▶ [Exercise brief]: How many lines hold the string "dialog"? Give only the number.

━━━━━━━━━━

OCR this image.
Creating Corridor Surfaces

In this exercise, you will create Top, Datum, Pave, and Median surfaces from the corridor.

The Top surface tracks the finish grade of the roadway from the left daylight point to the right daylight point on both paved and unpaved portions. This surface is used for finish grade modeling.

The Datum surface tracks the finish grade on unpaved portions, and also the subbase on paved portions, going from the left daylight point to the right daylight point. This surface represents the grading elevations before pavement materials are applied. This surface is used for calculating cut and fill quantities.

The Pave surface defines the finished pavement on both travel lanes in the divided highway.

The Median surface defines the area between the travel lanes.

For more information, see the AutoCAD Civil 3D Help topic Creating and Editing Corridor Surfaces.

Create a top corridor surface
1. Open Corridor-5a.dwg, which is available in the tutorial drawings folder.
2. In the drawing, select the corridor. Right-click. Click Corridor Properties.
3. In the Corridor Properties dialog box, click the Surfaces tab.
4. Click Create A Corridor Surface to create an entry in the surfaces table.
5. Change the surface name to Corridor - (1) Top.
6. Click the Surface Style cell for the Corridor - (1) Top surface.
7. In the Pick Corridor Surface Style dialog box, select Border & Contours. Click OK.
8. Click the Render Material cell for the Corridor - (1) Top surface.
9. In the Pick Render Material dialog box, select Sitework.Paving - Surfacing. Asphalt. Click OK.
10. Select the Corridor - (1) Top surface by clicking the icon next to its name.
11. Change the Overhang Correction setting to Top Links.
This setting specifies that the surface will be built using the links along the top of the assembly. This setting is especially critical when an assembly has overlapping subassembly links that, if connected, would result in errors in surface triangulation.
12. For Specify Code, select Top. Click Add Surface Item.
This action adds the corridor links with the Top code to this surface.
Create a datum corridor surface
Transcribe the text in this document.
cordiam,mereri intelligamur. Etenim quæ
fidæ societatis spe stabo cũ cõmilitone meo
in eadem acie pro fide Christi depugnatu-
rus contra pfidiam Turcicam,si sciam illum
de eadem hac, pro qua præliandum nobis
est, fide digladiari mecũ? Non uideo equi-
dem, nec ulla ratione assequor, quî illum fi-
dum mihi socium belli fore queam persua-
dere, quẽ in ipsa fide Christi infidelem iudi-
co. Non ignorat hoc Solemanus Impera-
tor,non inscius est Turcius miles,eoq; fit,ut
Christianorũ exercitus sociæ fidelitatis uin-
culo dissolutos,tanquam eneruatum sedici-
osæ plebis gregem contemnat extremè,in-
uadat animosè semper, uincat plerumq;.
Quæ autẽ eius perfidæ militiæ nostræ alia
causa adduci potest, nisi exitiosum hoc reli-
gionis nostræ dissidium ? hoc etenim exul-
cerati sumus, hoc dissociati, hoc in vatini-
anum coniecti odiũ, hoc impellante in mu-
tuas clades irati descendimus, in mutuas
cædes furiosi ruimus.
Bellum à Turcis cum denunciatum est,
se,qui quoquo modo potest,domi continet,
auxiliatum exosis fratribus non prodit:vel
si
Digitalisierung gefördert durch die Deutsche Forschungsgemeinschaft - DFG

━━━━━━━━━━

▶ [The completed task]: 3